The entries below should be output exactly as written.

+++ RECORDS SUPPLIED +++

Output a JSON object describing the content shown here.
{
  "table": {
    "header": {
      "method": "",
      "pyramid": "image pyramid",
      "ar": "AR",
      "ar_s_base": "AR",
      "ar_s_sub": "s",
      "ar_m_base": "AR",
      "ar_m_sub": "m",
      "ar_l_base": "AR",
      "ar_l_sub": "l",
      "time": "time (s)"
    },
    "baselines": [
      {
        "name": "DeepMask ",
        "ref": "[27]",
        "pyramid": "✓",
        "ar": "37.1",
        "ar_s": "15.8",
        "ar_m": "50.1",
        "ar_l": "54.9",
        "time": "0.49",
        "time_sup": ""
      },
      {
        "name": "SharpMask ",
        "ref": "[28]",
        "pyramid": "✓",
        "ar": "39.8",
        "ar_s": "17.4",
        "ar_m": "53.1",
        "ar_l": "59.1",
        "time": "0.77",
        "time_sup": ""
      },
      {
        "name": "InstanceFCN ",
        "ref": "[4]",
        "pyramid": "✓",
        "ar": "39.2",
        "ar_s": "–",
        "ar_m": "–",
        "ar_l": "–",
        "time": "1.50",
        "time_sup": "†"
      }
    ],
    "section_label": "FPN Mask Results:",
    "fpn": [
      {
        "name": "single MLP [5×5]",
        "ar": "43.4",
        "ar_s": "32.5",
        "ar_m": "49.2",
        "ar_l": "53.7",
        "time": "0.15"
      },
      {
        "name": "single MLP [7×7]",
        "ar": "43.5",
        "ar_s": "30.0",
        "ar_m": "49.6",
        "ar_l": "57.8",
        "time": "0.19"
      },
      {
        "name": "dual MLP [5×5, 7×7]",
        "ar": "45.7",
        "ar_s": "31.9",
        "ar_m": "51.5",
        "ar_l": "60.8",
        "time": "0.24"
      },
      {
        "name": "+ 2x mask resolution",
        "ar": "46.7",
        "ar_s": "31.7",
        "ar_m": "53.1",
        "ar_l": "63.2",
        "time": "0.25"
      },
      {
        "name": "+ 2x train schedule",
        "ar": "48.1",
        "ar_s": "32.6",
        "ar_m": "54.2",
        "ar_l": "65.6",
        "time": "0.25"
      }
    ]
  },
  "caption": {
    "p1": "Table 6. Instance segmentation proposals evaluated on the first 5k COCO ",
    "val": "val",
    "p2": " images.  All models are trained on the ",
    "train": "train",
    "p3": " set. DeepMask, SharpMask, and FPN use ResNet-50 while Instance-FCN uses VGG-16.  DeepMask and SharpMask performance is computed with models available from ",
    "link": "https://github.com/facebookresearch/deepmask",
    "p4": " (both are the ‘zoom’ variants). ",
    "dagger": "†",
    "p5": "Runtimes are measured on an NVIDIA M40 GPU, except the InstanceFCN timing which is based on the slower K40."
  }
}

+++

◆ **EXERCISE ANSWER**
Output a JSON object describing the content shown here.
{
  "table": {
    "header": {
      "method": "",
      "pyramid": "image pyramid",
      "ar": "AR",
      "ar_s_base": "AR",
      "ar_s_sub": "s",
      "ar_m_base": "AR",
      "ar_m_sub": "m",
      "ar_l_base": "AR",
      "ar_l_sub": "l",
      "time": "time (s)"
    },
    "baselines": [
      {
        "name": "DeepMask ",
        "ref": "[27]",
        "pyramid": "✓",
        "ar": "37.1",
        "ar_s": "15.8",
        "ar_m": "50.1",
        "ar_l": "54.9",
        "time": "0.49",
        "time_sup": ""
      },
      {
        "name": "SharpMask ",
        "ref": "[28]",
        "pyramid": "✓",
        "ar": "39.8",
        "ar_s": "17.4",
        "ar_m": "53.1",
        "ar_l": "59.1",
        "time": "0.77",
        "time_sup": ""
      },
      {
        "name": "InstanceFCN ",
        "ref": "[4]",
        "pyramid": "✓",
        "ar": "39.2",
        "ar_s": "–",
        "ar_m": "–",
        "ar_l": "–",
        "time": "1.50",
        "time_sup": "†"
      }
    ],
    "section_label": "FPN Mask Results:",
    "fpn": [
      {
        "name": "single MLP [5×5]",
        "ar": "43.4",
        "ar_s": "32.5",
        "ar_m": "49.2",
        "ar_l": "53.7",
        "time": "0.15"
      },
      {
        "name": "single MLP [7×7]",
        "ar": "43.5",
        "ar_s": "30.0",
        "ar_m": "49.6",
        "ar_l": "57.8",
        "time": "0.19"
      },
      {
        "name": "dual MLP [5×5, 7×7]",
        "ar": "45.7",
        "ar_s": "31.9",
        "ar_m": "51.5",
        "ar_l": "60.8",
        "time": "0.24"
      },
      {
        "name": "+ 2x mask resolution",
        "ar": "46.7",
        "ar_s": "31.7",
        "ar_m": "53.1",
        "ar_l": "63.2",
        "time": "0.25"
      },
      {
        "name": "+ 2x train schedule",
        "ar": "48.1",
        "ar_s": "32.6",
        "ar_m": "54.2",
        "ar_l": "65.6",
        "time": "0.25"
      }
    ]
  },
  "caption": {
    "p1": "Table 6. Instance segmentation proposals evaluated on the first 5k COCO ",
    "val": "val",
    "p2": " images.  All models are trained on the ",
    "train": "train",
    "p3": " set. DeepMask, SharpMask, and FPN use ResNet-50 while Instance-FCN uses VGG-16.  DeepMask and SharpMask performance is computed with models available from ",
    "link": "https://github.com/facebookresearch/deepmask",
    "p4": " (both are the ‘zoom’ variants). ",
    "dagger": "†",
    "p5": "Runtimes are measured on an NVIDIA M40 GPU, except the InstanceFCN timing which is based on the slower K40."
  }
}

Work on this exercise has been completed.